* What the exercise asks
Collect all lines from the records below that include the word "itself".

* Given information
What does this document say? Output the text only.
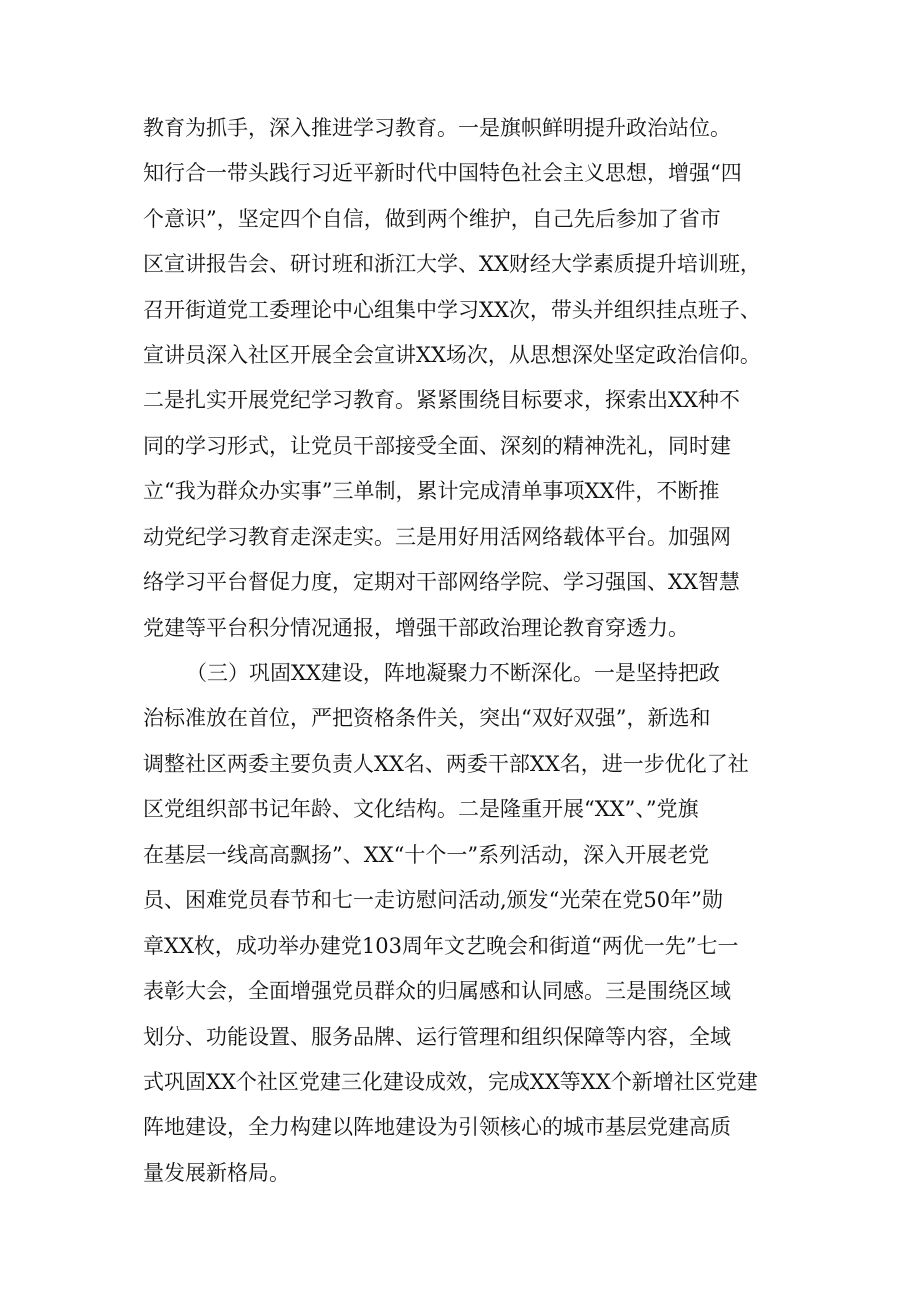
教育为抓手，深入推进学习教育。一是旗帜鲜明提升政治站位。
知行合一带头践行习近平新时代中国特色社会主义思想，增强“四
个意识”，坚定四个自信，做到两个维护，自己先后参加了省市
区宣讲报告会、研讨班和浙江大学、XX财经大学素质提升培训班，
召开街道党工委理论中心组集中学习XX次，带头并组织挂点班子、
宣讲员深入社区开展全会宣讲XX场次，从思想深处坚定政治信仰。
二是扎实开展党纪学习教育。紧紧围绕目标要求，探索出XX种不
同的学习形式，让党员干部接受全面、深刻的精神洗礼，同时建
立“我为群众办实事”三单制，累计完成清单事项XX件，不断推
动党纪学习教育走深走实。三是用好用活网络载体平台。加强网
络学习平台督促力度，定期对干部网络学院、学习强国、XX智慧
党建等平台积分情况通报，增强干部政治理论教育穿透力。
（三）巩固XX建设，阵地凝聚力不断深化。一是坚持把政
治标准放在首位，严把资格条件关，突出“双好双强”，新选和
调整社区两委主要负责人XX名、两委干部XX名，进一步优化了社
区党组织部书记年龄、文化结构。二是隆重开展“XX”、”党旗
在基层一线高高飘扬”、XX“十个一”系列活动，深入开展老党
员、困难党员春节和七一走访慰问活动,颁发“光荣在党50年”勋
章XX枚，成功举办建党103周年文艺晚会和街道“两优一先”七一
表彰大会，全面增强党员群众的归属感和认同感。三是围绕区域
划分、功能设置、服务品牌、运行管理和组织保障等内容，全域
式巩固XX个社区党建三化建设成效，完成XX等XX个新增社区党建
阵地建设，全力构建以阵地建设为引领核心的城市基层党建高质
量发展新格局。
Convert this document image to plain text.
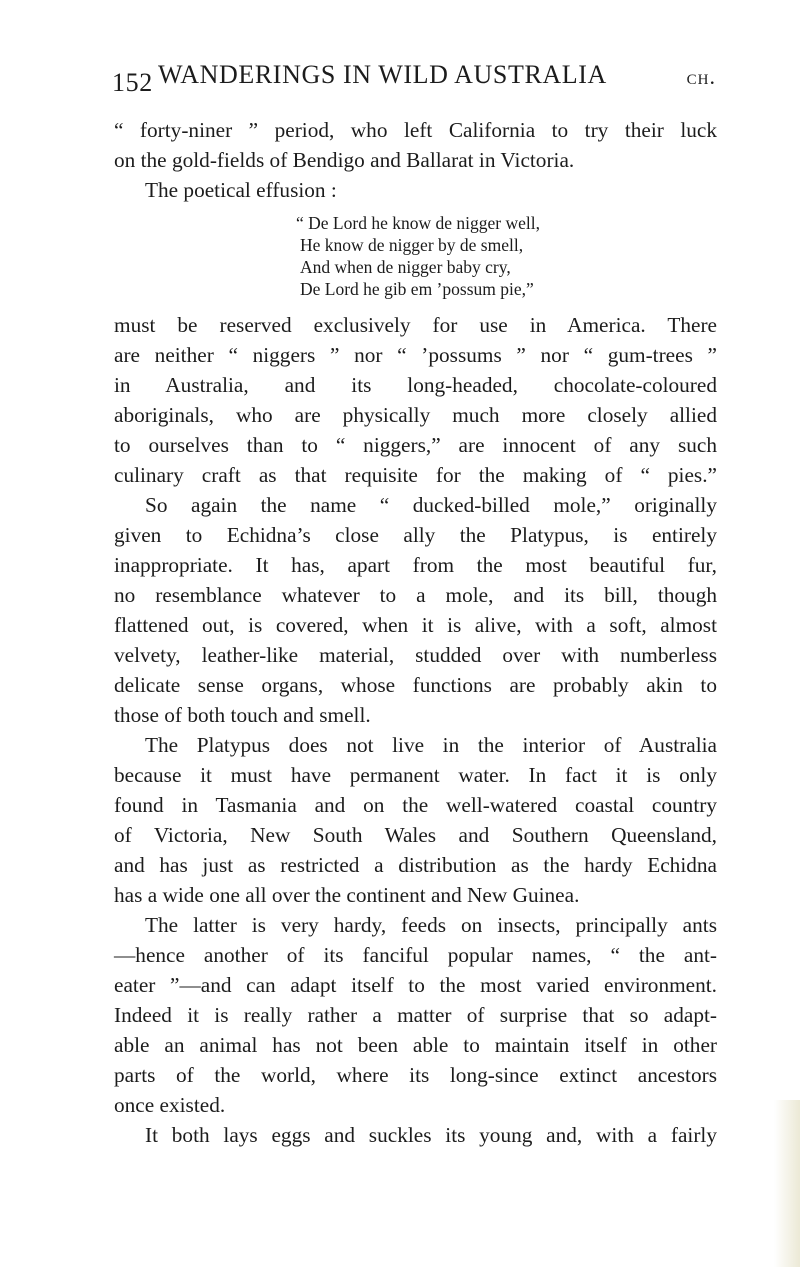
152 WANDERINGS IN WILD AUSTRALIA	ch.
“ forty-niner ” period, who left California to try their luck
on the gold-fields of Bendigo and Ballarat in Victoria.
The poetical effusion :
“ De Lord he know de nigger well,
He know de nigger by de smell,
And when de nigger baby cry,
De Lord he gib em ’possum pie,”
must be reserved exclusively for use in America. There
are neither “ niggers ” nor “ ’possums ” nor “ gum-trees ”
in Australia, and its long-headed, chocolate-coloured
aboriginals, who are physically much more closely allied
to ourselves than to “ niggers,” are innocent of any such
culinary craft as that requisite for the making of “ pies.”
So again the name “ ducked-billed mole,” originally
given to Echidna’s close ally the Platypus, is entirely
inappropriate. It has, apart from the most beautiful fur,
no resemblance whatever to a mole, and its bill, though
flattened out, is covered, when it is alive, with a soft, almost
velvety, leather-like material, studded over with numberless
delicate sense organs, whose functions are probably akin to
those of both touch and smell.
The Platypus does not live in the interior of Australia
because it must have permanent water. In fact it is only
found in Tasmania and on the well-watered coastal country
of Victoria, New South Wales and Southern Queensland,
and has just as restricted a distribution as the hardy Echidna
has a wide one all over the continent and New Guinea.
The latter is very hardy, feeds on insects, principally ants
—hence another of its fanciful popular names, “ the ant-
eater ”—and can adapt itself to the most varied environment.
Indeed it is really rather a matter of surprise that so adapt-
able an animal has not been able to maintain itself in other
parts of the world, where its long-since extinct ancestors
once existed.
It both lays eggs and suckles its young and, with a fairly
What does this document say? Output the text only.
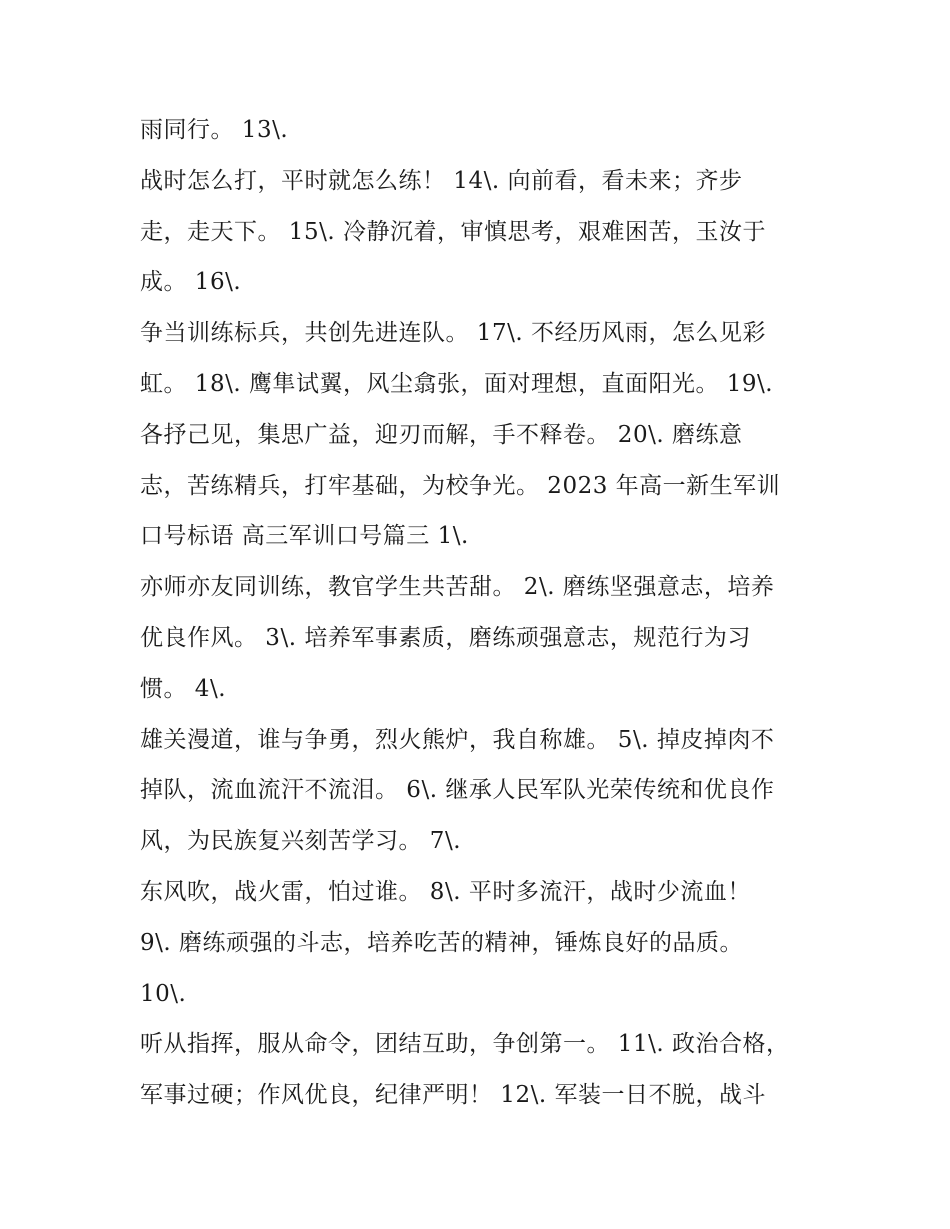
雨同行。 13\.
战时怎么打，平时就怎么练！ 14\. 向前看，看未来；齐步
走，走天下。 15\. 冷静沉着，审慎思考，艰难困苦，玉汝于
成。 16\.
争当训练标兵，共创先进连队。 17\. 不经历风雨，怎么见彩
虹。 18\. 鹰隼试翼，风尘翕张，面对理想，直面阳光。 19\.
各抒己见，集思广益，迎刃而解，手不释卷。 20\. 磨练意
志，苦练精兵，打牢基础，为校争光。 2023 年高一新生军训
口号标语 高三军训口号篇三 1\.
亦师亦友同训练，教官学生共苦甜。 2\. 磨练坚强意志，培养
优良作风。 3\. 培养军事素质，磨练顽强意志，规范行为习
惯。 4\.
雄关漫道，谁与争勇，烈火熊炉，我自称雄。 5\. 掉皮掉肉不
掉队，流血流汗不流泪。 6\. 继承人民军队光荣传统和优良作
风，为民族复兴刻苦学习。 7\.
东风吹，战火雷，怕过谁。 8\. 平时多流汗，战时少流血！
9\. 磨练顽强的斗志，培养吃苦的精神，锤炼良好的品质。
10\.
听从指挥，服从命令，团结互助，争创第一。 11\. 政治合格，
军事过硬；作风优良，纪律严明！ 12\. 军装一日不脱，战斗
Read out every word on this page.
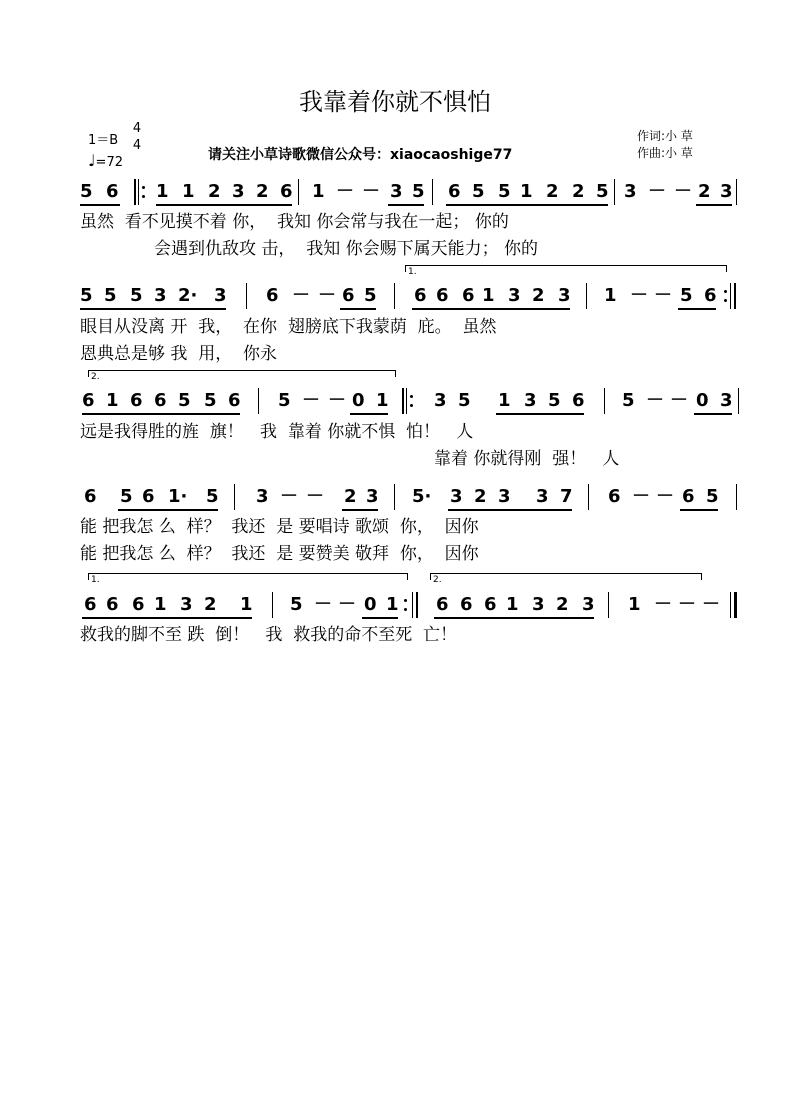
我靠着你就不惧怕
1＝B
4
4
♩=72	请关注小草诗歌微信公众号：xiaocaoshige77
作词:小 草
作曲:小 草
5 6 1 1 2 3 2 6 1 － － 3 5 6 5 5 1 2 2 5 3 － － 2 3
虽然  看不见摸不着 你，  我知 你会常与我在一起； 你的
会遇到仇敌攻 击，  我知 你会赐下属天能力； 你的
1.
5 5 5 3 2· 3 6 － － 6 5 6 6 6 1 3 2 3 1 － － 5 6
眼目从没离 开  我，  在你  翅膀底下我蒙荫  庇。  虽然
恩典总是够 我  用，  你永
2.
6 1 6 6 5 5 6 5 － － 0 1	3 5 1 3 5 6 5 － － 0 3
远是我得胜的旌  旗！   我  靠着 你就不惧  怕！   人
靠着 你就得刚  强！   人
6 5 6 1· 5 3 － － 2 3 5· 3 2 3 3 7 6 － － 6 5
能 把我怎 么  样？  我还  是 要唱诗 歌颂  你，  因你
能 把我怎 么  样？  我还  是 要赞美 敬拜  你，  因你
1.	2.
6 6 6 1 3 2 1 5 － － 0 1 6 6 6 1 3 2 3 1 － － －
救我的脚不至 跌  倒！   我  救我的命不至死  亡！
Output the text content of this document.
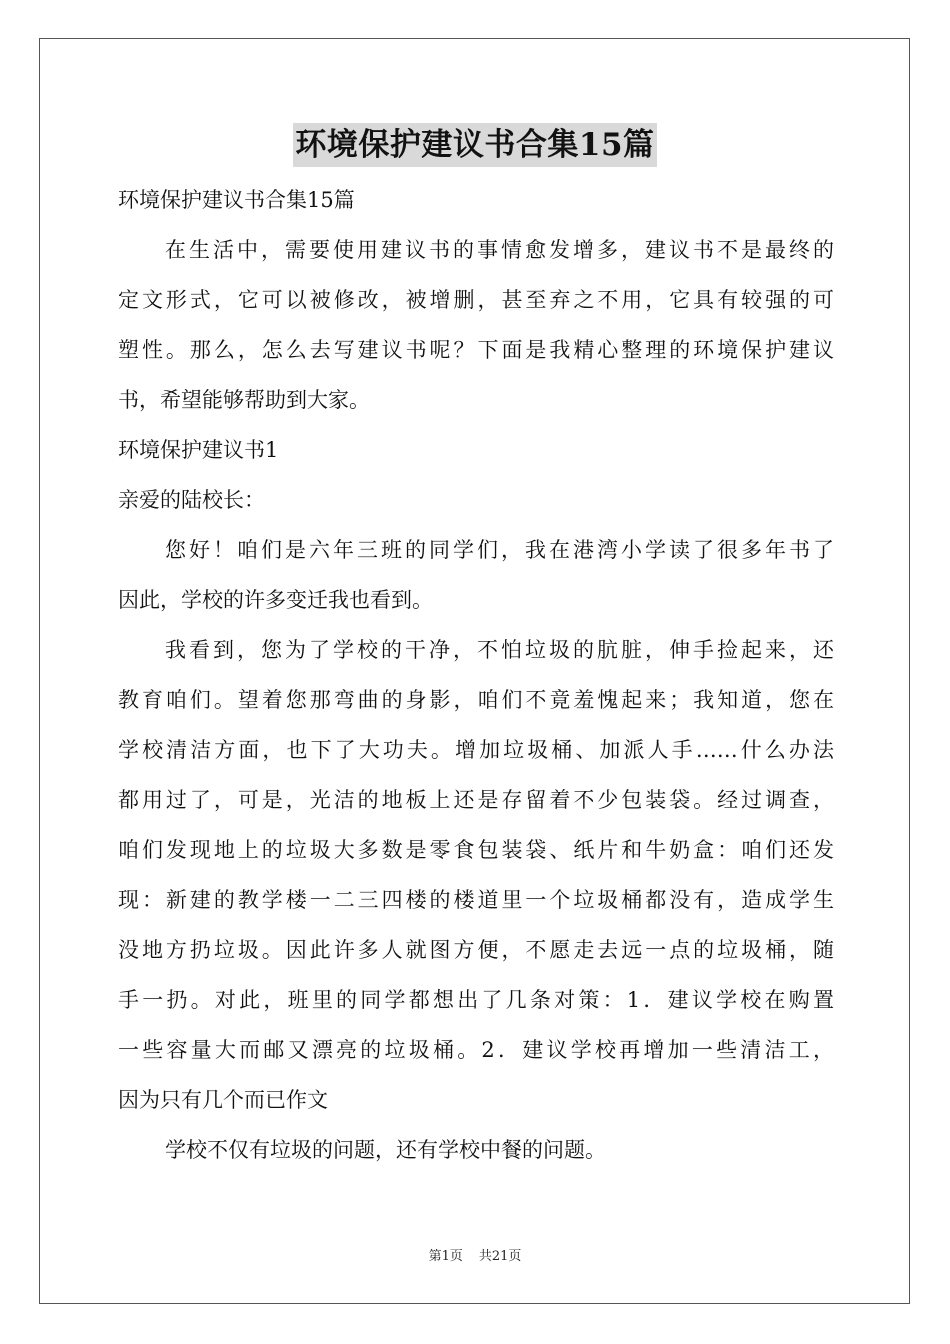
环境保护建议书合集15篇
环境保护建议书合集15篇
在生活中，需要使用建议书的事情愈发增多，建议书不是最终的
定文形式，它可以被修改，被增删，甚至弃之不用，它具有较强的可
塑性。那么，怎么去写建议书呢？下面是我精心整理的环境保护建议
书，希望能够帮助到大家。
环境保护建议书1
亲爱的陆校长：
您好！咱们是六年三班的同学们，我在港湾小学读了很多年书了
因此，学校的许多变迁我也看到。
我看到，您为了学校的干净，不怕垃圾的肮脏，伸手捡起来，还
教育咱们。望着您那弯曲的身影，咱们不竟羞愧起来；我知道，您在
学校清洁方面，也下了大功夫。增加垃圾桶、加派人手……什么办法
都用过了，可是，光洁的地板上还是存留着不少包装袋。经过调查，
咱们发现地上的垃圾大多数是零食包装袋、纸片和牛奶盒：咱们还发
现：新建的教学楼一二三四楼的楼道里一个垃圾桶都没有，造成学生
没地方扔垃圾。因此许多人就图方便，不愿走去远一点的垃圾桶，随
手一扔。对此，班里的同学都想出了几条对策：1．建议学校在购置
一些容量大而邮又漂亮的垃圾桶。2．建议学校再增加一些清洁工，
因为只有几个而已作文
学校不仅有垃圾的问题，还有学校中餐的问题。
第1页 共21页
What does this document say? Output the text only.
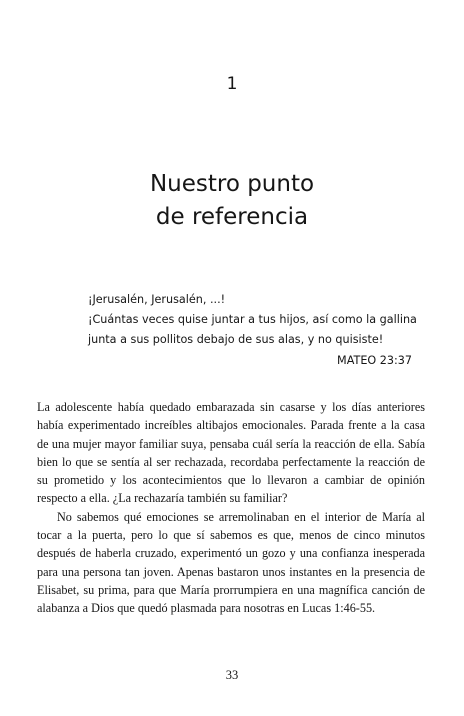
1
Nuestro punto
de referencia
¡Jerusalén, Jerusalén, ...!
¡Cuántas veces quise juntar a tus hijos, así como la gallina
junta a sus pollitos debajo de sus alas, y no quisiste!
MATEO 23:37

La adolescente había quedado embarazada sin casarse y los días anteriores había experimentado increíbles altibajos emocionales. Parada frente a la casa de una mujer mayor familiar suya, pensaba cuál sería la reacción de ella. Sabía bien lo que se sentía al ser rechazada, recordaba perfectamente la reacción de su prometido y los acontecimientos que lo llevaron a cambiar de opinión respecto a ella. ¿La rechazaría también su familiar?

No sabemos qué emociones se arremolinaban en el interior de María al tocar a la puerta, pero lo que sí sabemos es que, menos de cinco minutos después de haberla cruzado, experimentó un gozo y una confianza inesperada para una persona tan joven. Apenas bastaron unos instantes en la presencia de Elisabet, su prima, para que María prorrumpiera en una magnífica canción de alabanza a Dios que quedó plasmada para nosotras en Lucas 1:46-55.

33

* Answer in full
eater ”—and can adapt itself to the most varied environment.
able an animal has not been able to maintain itself in other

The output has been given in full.